● Job
Reproduce each of the following lines word for word, without any alteration.

● Box coordinate listings

++++++++

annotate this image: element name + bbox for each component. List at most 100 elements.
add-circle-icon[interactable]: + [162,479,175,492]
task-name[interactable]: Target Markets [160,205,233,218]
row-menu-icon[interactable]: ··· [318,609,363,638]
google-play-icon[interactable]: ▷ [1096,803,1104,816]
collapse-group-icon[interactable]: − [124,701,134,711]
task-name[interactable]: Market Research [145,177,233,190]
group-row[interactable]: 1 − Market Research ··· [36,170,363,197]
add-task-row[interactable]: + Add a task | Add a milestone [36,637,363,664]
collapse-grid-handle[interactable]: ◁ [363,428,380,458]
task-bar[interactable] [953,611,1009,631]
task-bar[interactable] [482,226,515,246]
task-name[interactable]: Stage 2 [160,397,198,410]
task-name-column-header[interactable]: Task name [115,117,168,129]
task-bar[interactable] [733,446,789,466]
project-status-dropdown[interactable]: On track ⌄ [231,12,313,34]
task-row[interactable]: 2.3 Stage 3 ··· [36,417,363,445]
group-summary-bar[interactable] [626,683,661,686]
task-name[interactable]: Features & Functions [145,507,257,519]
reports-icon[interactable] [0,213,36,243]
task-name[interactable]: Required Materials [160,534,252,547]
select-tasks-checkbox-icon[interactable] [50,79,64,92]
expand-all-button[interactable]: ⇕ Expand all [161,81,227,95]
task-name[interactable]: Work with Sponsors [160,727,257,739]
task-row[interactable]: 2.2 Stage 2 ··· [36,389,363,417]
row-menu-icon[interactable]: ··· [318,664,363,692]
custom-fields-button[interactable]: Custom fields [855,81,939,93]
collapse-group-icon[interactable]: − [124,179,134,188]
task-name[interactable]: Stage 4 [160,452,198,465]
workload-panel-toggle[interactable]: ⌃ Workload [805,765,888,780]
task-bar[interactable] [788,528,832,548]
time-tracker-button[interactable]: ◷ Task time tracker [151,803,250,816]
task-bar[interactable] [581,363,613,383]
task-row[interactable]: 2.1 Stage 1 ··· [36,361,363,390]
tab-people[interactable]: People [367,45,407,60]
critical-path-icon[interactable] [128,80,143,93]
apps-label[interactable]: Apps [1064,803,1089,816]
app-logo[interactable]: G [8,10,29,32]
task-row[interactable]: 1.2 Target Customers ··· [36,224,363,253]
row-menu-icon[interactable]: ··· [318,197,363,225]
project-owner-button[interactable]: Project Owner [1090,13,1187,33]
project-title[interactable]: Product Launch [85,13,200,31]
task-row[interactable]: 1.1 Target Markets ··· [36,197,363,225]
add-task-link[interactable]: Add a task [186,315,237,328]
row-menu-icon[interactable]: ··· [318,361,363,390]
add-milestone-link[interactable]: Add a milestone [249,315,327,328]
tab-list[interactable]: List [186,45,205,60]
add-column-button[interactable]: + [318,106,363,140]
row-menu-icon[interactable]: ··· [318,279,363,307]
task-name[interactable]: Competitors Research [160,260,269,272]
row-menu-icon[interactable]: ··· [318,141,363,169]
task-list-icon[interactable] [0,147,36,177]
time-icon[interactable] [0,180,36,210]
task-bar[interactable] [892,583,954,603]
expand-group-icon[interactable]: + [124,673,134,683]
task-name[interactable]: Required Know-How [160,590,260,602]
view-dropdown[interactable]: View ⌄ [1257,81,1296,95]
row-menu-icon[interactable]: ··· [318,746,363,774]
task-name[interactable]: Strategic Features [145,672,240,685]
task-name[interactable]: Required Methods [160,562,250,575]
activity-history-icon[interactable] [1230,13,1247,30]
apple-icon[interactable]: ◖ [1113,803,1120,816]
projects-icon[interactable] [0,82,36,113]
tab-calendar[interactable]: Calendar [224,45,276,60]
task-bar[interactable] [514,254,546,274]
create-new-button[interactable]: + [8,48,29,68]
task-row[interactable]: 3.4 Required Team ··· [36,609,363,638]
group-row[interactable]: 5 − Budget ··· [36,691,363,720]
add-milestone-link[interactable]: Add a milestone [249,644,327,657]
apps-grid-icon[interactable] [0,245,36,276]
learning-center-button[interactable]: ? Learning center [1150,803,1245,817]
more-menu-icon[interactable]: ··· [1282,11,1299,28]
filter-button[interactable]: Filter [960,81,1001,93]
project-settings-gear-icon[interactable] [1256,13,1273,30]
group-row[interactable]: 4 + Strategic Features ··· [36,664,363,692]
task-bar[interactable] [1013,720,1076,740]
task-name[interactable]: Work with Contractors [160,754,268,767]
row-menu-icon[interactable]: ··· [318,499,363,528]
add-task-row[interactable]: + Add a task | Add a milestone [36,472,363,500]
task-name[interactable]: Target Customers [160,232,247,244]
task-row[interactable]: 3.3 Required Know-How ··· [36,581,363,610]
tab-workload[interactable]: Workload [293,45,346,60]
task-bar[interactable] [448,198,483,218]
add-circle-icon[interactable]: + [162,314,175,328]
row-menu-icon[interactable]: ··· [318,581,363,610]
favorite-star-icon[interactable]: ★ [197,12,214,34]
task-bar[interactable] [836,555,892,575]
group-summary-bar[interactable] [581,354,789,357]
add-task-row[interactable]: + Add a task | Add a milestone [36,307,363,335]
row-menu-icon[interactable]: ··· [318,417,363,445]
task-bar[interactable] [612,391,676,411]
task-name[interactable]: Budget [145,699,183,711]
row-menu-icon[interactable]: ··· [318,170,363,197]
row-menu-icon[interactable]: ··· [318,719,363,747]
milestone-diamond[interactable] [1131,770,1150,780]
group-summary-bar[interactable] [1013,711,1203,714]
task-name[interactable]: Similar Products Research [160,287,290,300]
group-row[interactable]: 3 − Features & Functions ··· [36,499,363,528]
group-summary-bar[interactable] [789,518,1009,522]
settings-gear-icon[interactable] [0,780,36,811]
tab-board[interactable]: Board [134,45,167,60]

++++++++

● The reply
annotate this image: element name + bbox for each component. List at most 100 elements.
add-circle-icon[interactable]: + [162,479,175,492]
task-name[interactable]: Target Markets [160,205,233,218]
row-menu-icon[interactable]: ··· [318,609,363,638]
google-play-icon[interactable]: ▷ [1096,803,1104,816]
collapse-group-icon[interactable]: − [124,701,134,711]
task-name[interactable]: Market Research [145,177,233,190]
group-row[interactable]: 1 − Market Research ··· [36,170,363,197]
add-task-row[interactable]: + Add a task | Add a milestone [36,637,363,664]
collapse-grid-handle[interactable]: ◁ [363,428,380,458]
task-bar[interactable] [953,611,1009,631]
task-bar[interactable] [482,226,515,246]
task-name[interactable]: Stage 2 [160,397,198,410]
task-name-column-header[interactable]: Task name [115,117,168,129]
task-bar[interactable] [733,446,789,466]
project-status-dropdown[interactable]: On track ⌄ [231,12,313,34]
task-row[interactable]: 2.3 Stage 3 ··· [36,417,363,445]
group-summary-bar[interactable] [626,683,661,686]
task-name[interactable]: Features & Functions [145,507,257,519]
reports-icon[interactable] [0,213,36,243]
task-name[interactable]: Required Materials [160,534,252,547]
select-tasks-checkbox-icon[interactable] [50,79,64,92]
expand-all-button[interactable]: ⇕ Expand all [161,81,227,95]
task-name[interactable]: Work with Sponsors [160,727,257,739]
task-row[interactable]: 2.2 Stage 2 ··· [36,389,363,417]
row-menu-icon[interactable]: ··· [318,664,363,692]
custom-fields-button[interactable]: Custom fields [855,81,939,93]
collapse-group-icon[interactable]: − [124,179,134,188]
task-name[interactable]: Stage 4 [160,452,198,465]
workload-panel-toggle[interactable]: ⌃ Workload [805,765,888,780]
task-bar[interactable] [788,528,832,548]
time-tracker-button[interactable]: ◷ Task time tracker [151,803,250,816]
task-bar[interactable] [581,363,613,383]
task-row[interactable]: 2.1 Stage 1 ··· [36,361,363,390]
tab-people[interactable]: People [367,45,407,60]
critical-path-icon[interactable] [128,80,143,93]
apps-label[interactable]: Apps [1064,803,1089,816]
app-logo[interactable]: G [8,10,29,32]
task-row[interactable]: 1.2 Target Customers ··· [36,224,363,253]
row-menu-icon[interactable]: ··· [318,197,363,225]
project-owner-button[interactable]: Project Owner [1090,13,1187,33]
project-title[interactable]: Product Launch [85,13,200,31]
task-row[interactable]: 1.1 Target Markets ··· [36,197,363,225]
add-task-link[interactable]: Add a task [186,315,237,328]
row-menu-icon[interactable]: ··· [318,361,363,390]
add-milestone-link[interactable]: Add a milestone [249,315,327,328]
tab-list[interactable]: List [186,45,205,60]
add-column-button[interactable]: + [318,106,363,140]
row-menu-icon[interactable]: ··· [318,279,363,307]
task-name[interactable]: Competitors Research [160,260,269,272]
row-menu-icon[interactable]: ··· [318,141,363,169]
task-list-icon[interactable] [0,147,36,177]
time-icon[interactable] [0,180,36,210]
task-bar[interactable] [892,583,954,603]
expand-group-icon[interactable]: + [124,673,134,683]
task-name[interactable]: Required Know-How [160,590,260,602]
view-dropdown[interactable]: View ⌄ [1257,81,1296,95]
row-menu-icon[interactable]: ··· [318,746,363,774]
task-name[interactable]: Strategic Features [145,672,240,685]
task-name[interactable]: Required Methods [160,562,250,575]
activity-history-icon[interactable] [1230,13,1247,30]
apple-icon[interactable]: ◖ [1113,803,1120,816]
projects-icon[interactable] [0,82,36,113]
tab-calendar[interactable]: Calendar [224,45,276,60]
task-bar[interactable] [514,254,546,274]
create-new-button[interactable]: + [8,48,29,68]
task-row[interactable]: 3.4 Required Team ··· [36,609,363,638]
group-row[interactable]: 5 − Budget ··· [36,691,363,720]
add-milestone-link[interactable]: Add a milestone [249,644,327,657]
apps-grid-icon[interactable] [0,245,36,276]
learning-center-button[interactable]: ? Learning center [1150,803,1245,817]
more-menu-icon[interactable]: ··· [1282,11,1299,28]
filter-button[interactable]: Filter [960,81,1001,93]
project-settings-gear-icon[interactable] [1256,13,1273,30]
group-row[interactable]: 4 + Strategic Features ··· [36,664,363,692]
task-bar[interactable] [1013,720,1076,740]
task-name[interactable]: Work with Contractors [160,754,268,767]
row-menu-icon[interactable]: ··· [318,499,363,528]
add-task-row[interactable]: + Add a task | Add a milestone [36,472,363,500]
task-name[interactable]: Target Customers [160,232,247,244]
task-row[interactable]: 3.3 Required Know-How ··· [36,581,363,610]
tab-workload[interactable]: Workload [293,45,346,60]
task-bar[interactable] [448,198,483,218]
add-circle-icon[interactable]: + [162,314,175,328]
row-menu-icon[interactable]: ··· [318,581,363,610]
favorite-star-icon[interactable]: ★ [197,12,214,34]
task-bar[interactable] [836,555,892,575]
group-summary-bar[interactable] [581,354,789,357]
add-task-row[interactable]: + Add a task | Add a milestone [36,307,363,335]
row-menu-icon[interactable]: ··· [318,417,363,445]
task-bar[interactable] [612,391,676,411]
task-name[interactable]: Budget [145,699,183,711]
row-menu-icon[interactable]: ··· [318,170,363,197]
row-menu-icon[interactable]: ··· [318,719,363,747]
milestone-diamond[interactable] [1131,770,1150,780]
group-summary-bar[interactable] [1013,711,1203,714]
task-name[interactable]: Similar Products Research [160,287,290,300]
group-row[interactable]: 3 − Features & Functions ··· [36,499,363,528]
group-summary-bar[interactable] [789,518,1009,522]
settings-gear-icon[interactable] [0,780,36,811]
tab-board[interactable]: Board [134,45,167,60]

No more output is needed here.